#### TASK DETAILS:
What follows is a set of entries. Repeat them exactly, but not their pictures.

#### LISTED RECORDS:
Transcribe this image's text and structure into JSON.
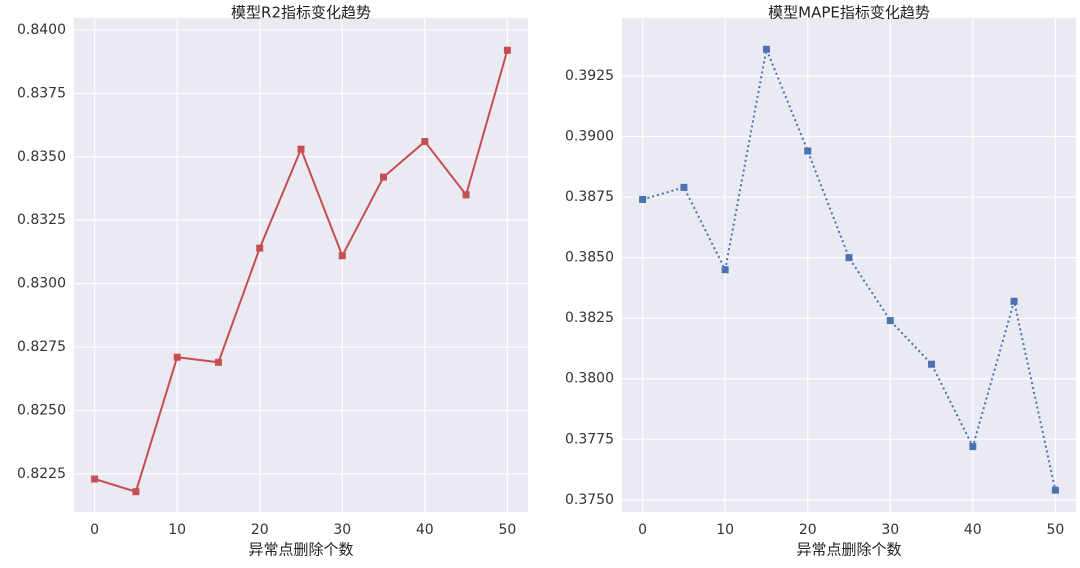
{
  "chart_data": [
    {
      "type": "line",
      "title": "模型R2指标变化趋势",
      "x_label": "异常点删除个数",
      "x": [
        0,
        5,
        10,
        15,
        20,
        25,
        30,
        35,
        40,
        45,
        50
      ],
      "series": [
        {
          "color": "#c44e52",
          "linestyle": "solid",
          "marker": "square",
          "values": [
            0.8223,
            0.8218,
            0.8271,
            0.8269,
            0.8314,
            0.8353,
            0.8311,
            0.8342,
            0.8356,
            0.8335,
            0.8392
          ]
        }
      ],
      "xlim": [
        -2.5,
        52.5
      ],
      "ylim": [
        0.821,
        0.84047
      ],
      "xticks": [
        0,
        10,
        20,
        30,
        40,
        50
      ],
      "yticks": [
        {
          "value": 0.8225,
          "label": "0.8225"
        },
        {
          "value": 0.825,
          "label": "0.8250"
        },
        {
          "value": 0.8275,
          "label": "0.8275"
        },
        {
          "value": 0.83,
          "label": "0.8300"
        },
        {
          "value": 0.8325,
          "label": "0.8325"
        },
        {
          "value": 0.835,
          "label": "0.8350"
        },
        {
          "value": 0.8375,
          "label": "0.8375"
        },
        {
          "value": 0.84,
          "label": "0.8400"
        }
      ],
      "grid": true
    },
    {
      "type": "line",
      "title": "模型MAPE指标变化趋势",
      "x_label": "异常点删除个数",
      "x": [
        0,
        5,
        10,
        15,
        20,
        25,
        30,
        35,
        40,
        45,
        50
      ],
      "series": [
        {
          "color": "#4c72b0",
          "linestyle": "dotted",
          "marker": "square",
          "values": [
            0.3874,
            0.3879,
            0.3845,
            0.3936,
            0.3894,
            0.385,
            0.3824,
            0.3806,
            0.3772,
            0.3832,
            0.3754
          ]
        }
      ],
      "xlim": [
        -2.5,
        52.5
      ],
      "ylim": [
        0.3745,
        0.39489
      ],
      "xticks": [
        0,
        10,
        20,
        30,
        40,
        50
      ],
      "yticks": [
        {
          "value": 0.375,
          "label": "0.3750"
        },
        {
          "value": 0.3775,
          "label": "0.3775"
        },
        {
          "value": 0.38,
          "label": "0.3800"
        },
        {
          "value": 0.3825,
          "label": "0.3825"
        },
        {
          "value": 0.385,
          "label": "0.3850"
        },
        {
          "value": 0.3875,
          "label": "0.3875"
        },
        {
          "value": 0.39,
          "label": "0.3900"
        },
        {
          "value": 0.3925,
          "label": "0.3925"
        }
      ],
      "grid": true
    }
  ]
}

#### SOLVED EXERCISE:
Transcribe this image's text and structure into JSON.
{
  "chart_data": [
    {
      "type": "line",
      "title": "模型R2指标变化趋势",
      "x_label": "异常点删除个数",
      "x": [
        0,
        5,
        10,
        15,
        20,
        25,
        30,
        35,
        40,
        45,
        50
      ],
      "series": [
        {
          "color": "#c44e52",
          "linestyle": "solid",
          "marker": "square",
          "values": [
            0.8223,
            0.8218,
            0.8271,
            0.8269,
            0.8314,
            0.8353,
            0.8311,
            0.8342,
            0.8356,
            0.8335,
            0.8392
          ]
        }
      ],
      "xlim": [
        -2.5,
        52.5
      ],
      "ylim": [
        0.821,
        0.84047
      ],
      "xticks": [
        0,
        10,
        20,
        30,
        40,
        50
      ],
      "yticks": [
        {
          "value": 0.8225,
          "label": "0.8225"
        },
        {
          "value": 0.825,
          "label": "0.8250"
        },
        {
          "value": 0.8275,
          "label": "0.8275"
        },
        {
          "value": 0.83,
          "label": "0.8300"
        },
        {
          "value": 0.8325,
          "label": "0.8325"
        },
        {
          "value": 0.835,
          "label": "0.8350"
        },
        {
          "value": 0.8375,
          "label": "0.8375"
        },
        {
          "value": 0.84,
          "label": "0.8400"
        }
      ],
      "grid": true
    },
    {
      "type": "line",
      "title": "模型MAPE指标变化趋势",
      "x_label": "异常点删除个数",
      "x": [
        0,
        5,
        10,
        15,
        20,
        25,
        30,
        35,
        40,
        45,
        50
      ],
      "series": [
        {
          "color": "#4c72b0",
          "linestyle": "dotted",
          "marker": "square",
          "values": [
            0.3874,
            0.3879,
            0.3845,
            0.3936,
            0.3894,
            0.385,
            0.3824,
            0.3806,
            0.3772,
            0.3832,
            0.3754
          ]
        }
      ],
      "xlim": [
        -2.5,
        52.5
      ],
      "ylim": [
        0.3745,
        0.39489
      ],
      "xticks": [
        0,
        10,
        20,
        30,
        40,
        50
      ],
      "yticks": [
        {
          "value": 0.375,
          "label": "0.3750"
        },
        {
          "value": 0.3775,
          "label": "0.3775"
        },
        {
          "value": 0.38,
          "label": "0.3800"
        },
        {
          "value": 0.3825,
          "label": "0.3825"
        },
        {
          "value": 0.385,
          "label": "0.3850"
        },
        {
          "value": 0.3875,
          "label": "0.3875"
        },
        {
          "value": 0.39,
          "label": "0.3900"
        },
        {
          "value": 0.3925,
          "label": "0.3925"
        }
      ],
      "grid": true
    }
  ]
}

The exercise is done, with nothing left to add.